• [Task statement]: Consider the records below. How many of their lines include the word "subtitle"? State the number and nothing else.

• [Supplied data]:
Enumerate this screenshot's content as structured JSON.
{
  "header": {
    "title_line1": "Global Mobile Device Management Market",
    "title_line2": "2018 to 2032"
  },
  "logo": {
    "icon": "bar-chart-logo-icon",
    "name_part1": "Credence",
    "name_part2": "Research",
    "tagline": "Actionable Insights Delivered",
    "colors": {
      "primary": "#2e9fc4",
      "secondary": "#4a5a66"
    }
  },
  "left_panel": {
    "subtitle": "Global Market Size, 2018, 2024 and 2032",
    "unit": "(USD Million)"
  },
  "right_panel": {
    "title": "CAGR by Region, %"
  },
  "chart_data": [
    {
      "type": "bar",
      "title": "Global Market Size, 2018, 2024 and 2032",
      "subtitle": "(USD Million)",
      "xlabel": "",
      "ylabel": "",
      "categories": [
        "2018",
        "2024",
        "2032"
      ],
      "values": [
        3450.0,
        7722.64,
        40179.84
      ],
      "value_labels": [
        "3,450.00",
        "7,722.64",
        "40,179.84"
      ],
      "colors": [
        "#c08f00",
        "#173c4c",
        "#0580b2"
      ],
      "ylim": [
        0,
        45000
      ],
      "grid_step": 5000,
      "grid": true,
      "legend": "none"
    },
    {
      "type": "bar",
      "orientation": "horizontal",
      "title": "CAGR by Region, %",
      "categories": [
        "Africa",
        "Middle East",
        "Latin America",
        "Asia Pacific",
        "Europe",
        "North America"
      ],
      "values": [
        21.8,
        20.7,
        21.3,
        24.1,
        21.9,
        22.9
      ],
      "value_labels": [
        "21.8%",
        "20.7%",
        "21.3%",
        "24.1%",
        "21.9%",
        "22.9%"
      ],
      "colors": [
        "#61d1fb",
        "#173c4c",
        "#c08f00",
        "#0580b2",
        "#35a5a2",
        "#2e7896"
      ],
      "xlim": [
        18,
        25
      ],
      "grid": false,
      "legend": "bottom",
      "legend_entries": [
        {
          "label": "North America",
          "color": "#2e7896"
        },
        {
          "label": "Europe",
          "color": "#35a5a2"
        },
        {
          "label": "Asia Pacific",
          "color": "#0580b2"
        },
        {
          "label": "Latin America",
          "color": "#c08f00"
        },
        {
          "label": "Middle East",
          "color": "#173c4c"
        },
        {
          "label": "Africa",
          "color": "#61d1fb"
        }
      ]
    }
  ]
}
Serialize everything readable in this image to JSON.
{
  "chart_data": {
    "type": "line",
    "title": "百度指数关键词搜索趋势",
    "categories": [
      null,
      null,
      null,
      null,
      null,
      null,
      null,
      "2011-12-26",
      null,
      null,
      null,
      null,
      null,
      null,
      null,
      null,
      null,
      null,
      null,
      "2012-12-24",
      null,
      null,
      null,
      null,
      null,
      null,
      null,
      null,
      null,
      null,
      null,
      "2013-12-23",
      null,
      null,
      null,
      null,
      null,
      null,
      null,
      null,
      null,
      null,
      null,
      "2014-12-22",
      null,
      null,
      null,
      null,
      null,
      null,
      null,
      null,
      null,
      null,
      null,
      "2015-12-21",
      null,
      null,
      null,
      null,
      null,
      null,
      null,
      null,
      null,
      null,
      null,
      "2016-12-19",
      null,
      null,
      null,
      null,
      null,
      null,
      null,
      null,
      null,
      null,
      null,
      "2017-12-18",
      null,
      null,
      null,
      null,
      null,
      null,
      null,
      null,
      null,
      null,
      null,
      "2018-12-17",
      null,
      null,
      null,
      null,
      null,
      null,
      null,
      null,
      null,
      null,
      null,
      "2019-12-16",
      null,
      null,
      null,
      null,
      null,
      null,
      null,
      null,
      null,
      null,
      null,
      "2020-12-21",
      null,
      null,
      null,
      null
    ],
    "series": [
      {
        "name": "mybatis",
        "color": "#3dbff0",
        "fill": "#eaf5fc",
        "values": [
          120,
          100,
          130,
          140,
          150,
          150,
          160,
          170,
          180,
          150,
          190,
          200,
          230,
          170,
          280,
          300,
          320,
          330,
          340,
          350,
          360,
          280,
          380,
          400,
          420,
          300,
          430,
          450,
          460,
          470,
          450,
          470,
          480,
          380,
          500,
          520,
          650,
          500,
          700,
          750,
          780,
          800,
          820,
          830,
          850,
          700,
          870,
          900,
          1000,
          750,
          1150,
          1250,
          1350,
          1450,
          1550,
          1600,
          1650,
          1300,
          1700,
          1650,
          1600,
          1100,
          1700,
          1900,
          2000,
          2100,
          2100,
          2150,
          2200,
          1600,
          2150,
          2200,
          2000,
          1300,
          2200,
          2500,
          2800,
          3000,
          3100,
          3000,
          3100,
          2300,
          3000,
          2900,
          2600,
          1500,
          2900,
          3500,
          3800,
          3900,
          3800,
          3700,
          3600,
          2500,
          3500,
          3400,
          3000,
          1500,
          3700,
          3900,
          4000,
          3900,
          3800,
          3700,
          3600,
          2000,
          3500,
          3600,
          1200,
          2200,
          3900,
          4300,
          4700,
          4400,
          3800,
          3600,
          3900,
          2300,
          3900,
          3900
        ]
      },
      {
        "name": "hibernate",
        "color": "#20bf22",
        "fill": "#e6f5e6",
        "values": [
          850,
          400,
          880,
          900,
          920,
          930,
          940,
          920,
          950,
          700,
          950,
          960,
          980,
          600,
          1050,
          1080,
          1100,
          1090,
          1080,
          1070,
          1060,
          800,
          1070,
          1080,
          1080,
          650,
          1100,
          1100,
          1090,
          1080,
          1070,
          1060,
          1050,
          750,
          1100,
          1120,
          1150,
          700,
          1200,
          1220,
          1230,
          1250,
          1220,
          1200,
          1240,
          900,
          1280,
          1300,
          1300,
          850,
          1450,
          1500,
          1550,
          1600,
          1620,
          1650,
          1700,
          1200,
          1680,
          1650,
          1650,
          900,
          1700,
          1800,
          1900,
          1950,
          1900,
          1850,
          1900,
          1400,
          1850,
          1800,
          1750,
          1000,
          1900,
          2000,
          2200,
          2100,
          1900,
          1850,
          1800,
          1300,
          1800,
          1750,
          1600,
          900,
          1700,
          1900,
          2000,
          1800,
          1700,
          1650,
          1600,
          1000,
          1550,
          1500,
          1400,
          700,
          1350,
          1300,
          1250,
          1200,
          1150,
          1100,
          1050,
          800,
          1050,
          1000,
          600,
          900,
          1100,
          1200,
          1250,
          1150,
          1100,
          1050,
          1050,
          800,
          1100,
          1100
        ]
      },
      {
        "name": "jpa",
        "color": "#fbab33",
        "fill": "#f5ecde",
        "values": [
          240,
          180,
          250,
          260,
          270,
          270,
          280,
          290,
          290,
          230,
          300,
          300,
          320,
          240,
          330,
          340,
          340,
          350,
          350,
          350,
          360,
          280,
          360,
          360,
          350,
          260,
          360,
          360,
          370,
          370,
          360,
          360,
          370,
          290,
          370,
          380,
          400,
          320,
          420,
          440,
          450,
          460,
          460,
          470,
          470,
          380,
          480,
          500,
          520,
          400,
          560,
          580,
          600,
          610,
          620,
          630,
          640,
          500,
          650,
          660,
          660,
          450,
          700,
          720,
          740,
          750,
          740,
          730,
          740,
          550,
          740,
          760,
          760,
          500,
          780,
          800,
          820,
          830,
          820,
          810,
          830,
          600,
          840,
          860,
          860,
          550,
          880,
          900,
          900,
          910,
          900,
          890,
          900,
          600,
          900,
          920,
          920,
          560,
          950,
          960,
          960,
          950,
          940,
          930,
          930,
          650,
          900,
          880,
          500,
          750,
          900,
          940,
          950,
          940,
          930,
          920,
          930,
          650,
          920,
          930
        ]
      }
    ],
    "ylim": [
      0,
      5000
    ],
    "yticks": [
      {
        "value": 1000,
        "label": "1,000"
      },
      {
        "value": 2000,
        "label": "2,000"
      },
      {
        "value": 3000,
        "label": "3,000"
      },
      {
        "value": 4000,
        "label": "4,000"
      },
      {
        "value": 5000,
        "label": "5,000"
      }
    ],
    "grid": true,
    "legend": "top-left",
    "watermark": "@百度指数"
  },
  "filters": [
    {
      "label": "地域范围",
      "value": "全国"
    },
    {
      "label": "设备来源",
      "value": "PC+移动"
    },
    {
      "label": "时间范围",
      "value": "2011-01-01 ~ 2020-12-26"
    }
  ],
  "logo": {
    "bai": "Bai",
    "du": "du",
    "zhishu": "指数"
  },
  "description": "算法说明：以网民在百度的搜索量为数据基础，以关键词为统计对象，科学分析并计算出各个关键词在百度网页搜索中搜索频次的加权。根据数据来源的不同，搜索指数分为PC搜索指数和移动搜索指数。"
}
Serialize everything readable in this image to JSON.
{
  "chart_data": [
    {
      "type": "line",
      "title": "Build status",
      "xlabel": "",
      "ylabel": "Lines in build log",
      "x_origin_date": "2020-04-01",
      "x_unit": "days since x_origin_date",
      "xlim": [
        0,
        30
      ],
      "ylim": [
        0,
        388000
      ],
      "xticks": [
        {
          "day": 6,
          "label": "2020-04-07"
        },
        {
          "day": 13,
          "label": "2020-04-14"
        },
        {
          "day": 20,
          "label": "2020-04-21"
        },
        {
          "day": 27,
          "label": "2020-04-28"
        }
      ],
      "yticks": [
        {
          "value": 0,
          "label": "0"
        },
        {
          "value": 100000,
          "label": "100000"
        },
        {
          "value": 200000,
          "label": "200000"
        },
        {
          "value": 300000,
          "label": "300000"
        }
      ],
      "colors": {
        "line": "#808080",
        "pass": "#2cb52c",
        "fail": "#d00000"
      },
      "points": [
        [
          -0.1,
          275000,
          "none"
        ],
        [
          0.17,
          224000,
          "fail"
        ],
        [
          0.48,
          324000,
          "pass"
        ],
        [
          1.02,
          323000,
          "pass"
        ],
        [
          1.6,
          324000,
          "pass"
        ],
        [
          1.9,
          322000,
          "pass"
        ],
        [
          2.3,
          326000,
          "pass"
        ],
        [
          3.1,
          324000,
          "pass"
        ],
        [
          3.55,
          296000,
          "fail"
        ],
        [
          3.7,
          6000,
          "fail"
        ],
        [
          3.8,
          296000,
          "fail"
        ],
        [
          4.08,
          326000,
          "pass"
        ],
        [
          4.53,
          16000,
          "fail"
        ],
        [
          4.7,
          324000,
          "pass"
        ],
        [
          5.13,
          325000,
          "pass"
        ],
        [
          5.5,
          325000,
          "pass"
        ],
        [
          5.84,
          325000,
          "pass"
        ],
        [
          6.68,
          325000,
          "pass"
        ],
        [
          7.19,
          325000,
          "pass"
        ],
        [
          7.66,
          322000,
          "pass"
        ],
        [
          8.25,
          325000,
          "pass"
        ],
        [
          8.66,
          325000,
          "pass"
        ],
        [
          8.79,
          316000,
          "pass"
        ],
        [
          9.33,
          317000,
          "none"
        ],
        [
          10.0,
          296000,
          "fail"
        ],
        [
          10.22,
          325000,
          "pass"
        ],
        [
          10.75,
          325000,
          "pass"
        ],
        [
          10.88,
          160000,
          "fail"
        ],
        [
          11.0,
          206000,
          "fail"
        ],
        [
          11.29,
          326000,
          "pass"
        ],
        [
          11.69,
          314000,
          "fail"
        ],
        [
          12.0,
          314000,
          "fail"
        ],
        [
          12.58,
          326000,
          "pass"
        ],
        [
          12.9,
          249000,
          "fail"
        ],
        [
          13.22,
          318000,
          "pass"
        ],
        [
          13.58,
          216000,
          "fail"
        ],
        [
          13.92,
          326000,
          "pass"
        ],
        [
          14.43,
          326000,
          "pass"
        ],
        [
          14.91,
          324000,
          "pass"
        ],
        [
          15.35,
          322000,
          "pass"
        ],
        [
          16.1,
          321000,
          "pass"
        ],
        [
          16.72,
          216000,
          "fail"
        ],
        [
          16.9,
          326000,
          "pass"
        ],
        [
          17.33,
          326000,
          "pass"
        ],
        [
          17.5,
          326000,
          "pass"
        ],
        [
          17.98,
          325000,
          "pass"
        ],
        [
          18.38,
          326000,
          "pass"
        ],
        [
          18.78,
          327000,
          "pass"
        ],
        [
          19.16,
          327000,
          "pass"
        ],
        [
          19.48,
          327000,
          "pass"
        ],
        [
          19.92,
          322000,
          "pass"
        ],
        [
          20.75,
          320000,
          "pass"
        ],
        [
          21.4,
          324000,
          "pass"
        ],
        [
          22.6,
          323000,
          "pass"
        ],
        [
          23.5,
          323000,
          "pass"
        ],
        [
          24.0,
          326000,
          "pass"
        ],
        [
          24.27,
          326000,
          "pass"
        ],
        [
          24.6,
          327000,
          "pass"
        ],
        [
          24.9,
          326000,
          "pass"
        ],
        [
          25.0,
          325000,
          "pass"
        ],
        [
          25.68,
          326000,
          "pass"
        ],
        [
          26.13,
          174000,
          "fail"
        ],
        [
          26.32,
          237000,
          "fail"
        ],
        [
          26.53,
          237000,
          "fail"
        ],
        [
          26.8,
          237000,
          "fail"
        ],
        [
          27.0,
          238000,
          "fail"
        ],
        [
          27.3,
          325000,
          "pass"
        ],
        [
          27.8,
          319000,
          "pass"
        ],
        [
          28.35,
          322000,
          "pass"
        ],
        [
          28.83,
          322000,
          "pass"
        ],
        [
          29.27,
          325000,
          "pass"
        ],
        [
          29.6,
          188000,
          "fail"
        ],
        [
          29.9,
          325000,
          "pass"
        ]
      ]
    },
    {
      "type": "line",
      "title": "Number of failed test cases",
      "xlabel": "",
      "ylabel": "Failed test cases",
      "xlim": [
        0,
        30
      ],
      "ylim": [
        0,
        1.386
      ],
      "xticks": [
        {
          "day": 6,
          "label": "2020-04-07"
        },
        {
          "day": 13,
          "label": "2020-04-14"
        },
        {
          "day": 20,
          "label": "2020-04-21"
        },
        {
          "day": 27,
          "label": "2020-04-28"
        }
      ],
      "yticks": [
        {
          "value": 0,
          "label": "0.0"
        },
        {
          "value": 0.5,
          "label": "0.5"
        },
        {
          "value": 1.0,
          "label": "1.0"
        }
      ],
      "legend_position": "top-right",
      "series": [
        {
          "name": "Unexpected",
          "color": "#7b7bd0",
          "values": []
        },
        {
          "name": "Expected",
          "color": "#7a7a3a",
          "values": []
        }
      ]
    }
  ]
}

• [Exercise solution]: 2